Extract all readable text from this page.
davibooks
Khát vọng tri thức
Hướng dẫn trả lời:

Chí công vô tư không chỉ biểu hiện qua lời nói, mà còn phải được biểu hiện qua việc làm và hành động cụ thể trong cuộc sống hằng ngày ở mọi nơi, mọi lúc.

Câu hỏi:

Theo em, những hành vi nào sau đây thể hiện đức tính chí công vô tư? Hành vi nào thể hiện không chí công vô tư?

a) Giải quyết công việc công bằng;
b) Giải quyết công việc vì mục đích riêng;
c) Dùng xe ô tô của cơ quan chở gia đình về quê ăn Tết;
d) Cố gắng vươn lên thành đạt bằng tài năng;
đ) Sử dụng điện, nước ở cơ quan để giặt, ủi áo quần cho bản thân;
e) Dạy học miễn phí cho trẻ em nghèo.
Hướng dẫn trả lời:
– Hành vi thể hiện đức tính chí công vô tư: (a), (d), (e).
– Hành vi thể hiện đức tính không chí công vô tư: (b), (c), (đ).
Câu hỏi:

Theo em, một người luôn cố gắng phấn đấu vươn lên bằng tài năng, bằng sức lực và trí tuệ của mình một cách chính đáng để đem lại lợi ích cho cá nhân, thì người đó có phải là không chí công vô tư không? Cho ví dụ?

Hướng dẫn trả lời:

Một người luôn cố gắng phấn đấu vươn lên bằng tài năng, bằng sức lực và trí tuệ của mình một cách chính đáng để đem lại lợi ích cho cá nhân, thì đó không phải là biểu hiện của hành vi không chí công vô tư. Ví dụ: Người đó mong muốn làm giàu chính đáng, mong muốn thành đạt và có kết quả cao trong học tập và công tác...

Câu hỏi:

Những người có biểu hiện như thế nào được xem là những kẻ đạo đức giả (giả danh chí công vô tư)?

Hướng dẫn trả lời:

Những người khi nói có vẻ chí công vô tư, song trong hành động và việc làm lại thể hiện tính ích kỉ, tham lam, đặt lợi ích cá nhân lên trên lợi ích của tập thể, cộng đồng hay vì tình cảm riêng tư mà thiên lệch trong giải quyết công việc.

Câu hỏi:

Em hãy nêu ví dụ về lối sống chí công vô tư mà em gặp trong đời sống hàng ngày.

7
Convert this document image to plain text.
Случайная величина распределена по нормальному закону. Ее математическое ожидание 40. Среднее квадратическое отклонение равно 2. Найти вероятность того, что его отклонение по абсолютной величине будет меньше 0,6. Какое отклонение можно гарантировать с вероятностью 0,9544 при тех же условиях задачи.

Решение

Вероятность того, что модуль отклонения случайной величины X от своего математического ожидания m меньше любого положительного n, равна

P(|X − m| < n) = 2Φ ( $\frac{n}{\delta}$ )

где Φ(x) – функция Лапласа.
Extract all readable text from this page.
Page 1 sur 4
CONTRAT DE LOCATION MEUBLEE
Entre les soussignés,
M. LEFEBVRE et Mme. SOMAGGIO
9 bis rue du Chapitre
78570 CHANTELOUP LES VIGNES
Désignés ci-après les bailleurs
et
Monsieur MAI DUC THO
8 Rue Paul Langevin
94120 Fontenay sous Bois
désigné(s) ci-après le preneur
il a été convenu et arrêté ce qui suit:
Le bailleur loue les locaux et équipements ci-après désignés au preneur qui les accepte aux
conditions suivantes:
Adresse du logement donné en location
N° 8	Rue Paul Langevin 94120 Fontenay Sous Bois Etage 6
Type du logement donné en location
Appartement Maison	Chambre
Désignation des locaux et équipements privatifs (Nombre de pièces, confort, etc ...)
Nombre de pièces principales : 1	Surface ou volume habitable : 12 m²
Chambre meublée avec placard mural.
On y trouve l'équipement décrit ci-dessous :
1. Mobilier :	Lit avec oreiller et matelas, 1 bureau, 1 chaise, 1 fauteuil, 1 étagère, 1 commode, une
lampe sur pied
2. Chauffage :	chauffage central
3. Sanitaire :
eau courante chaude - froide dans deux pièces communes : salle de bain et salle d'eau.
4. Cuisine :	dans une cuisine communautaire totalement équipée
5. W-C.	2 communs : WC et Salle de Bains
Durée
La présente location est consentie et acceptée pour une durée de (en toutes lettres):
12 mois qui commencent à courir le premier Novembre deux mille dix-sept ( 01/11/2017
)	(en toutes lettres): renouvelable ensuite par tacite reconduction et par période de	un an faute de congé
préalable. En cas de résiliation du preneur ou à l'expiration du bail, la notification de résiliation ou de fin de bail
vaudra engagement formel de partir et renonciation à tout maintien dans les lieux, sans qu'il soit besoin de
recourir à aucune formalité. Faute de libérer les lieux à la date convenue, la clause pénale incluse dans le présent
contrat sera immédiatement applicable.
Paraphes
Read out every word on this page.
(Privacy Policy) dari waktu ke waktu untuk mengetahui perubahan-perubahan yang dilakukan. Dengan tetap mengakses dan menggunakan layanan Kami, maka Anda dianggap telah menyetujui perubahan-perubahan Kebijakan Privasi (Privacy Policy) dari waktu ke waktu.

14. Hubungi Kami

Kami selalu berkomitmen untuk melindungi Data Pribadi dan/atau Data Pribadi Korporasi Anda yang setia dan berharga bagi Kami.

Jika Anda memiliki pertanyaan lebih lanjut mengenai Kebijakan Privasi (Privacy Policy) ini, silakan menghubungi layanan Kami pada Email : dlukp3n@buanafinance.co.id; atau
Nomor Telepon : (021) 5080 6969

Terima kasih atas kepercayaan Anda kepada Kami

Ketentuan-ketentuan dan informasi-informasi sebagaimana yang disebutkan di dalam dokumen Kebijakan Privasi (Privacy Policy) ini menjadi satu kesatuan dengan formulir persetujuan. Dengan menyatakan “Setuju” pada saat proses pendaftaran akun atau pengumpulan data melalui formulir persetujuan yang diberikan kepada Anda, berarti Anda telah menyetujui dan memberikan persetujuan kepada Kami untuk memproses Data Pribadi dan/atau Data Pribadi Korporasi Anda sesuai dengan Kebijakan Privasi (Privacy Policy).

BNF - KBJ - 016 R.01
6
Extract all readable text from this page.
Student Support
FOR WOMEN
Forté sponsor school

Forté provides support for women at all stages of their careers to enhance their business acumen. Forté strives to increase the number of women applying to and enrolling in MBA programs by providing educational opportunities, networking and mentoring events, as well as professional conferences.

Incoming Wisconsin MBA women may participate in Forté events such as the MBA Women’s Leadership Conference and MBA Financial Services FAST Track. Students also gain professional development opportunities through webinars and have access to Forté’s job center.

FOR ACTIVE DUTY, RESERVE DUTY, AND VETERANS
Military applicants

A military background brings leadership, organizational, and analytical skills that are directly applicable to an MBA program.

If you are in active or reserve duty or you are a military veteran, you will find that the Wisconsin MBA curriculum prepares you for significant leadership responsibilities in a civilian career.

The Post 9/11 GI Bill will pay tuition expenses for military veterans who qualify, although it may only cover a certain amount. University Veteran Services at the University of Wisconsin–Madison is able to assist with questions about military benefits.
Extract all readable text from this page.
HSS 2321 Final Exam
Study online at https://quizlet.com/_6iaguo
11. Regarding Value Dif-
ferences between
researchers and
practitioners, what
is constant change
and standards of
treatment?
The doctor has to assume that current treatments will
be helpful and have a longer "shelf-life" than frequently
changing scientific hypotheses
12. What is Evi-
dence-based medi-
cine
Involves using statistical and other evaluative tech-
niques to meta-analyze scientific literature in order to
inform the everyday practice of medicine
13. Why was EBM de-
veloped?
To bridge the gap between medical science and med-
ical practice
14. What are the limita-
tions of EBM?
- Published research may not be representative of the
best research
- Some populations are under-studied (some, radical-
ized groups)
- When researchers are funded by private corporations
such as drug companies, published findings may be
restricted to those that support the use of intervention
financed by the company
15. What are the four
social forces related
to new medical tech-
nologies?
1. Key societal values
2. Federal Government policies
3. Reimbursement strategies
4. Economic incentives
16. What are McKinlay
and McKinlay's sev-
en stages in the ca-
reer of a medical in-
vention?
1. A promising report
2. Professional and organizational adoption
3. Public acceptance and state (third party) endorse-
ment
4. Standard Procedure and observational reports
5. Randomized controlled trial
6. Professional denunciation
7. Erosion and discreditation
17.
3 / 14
----------
* [Exercise directions]: Look through the records and count each line that holds "toutes". Write only the total.

* [Solved exercise]: 2